- [Requirement]
Repeat every line of the material, character for character.

- [Listing]
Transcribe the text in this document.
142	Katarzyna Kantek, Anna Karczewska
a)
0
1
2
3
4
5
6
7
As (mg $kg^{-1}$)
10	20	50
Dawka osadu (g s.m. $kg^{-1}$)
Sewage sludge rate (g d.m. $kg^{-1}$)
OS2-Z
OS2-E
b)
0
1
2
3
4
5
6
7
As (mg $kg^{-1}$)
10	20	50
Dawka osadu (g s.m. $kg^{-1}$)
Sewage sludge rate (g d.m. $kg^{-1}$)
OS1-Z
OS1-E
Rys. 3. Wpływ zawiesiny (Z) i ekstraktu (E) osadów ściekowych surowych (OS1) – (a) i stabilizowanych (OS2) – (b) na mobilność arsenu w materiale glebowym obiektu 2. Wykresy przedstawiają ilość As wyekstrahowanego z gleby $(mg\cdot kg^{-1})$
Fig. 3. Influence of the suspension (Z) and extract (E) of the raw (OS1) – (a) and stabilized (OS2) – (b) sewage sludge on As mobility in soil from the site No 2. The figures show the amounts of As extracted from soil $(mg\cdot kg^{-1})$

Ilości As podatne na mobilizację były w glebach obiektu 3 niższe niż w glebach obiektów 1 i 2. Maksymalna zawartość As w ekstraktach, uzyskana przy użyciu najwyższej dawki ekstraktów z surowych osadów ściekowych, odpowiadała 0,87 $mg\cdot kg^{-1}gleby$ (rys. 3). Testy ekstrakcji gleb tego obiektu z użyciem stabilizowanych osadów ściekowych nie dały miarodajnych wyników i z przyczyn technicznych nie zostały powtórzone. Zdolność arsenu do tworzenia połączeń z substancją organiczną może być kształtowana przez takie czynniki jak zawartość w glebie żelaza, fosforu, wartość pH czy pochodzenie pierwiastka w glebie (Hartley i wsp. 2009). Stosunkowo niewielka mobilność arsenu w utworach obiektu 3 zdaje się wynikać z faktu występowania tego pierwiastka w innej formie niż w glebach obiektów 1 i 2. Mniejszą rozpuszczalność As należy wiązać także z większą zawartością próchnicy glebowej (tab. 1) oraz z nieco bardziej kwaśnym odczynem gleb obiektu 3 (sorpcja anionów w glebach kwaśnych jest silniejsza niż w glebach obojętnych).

- [Exercise answer]
Transcribe the text in this document.
142	Katarzyna Kantek, Anna Karczewska
a)
0
1
2
3
4
5
6
7
As (mg $kg^{-1}$)
10	20	50
Dawka osadu (g s.m. $kg^{-1}$)
Sewage sludge rate (g d.m. $kg^{-1}$)
OS2-Z
OS2-E
b)
0
1
2
3
4
5
6
7
As (mg $kg^{-1}$)
10	20	50
Dawka osadu (g s.m. $kg^{-1}$)
Sewage sludge rate (g d.m. $kg^{-1}$)
OS1-Z
OS1-E
Rys. 3. Wpływ zawiesiny (Z) i ekstraktu (E) osadów ściekowych surowych (OS1) – (a) i stabilizowanych (OS2) – (b) na mobilność arsenu w materiale glebowym obiektu 2. Wykresy przedstawiają ilość As wyekstrahowanego z gleby $(mg\cdot kg^{-1})$
Fig. 3. Influence of the suspension (Z) and extract (E) of the raw (OS1) – (a) and stabilized (OS2) – (b) sewage sludge on As mobility in soil from the site No 2. The figures show the amounts of As extracted from soil $(mg\cdot kg^{-1})$

Ilości As podatne na mobilizację były w glebach obiektu 3 niższe niż w glebach obiektów 1 i 2. Maksymalna zawartość As w ekstraktach, uzyskana przy użyciu najwyższej dawki ekstraktów z surowych osadów ściekowych, odpowiadała 0,87 $mg\cdot kg^{-1}gleby$ (rys. 3). Testy ekstrakcji gleb tego obiektu z użyciem stabilizowanych osadów ściekowych nie dały miarodajnych wyników i z przyczyn technicznych nie zostały powtórzone. Zdolność arsenu do tworzenia połączeń z substancją organiczną może być kształtowana przez takie czynniki jak zawartość w glebie żelaza, fosforu, wartość pH czy pochodzenie pierwiastka w glebie (Hartley i wsp. 2009). Stosunkowo niewielka mobilność arsenu w utworach obiektu 3 zdaje się wynikać z faktu występowania tego pierwiastka w innej formie niż w glebach obiektów 1 i 2. Mniejszą rozpuszczalność As należy wiązać także z większą zawartością próchnicy glebowej (tab. 1) oraz z nieco bardziej kwaśnym odczynem gleb obiektu 3 (sorpcja anionów w glebach kwaśnych jest silniejsza niż w glebach obojętnych).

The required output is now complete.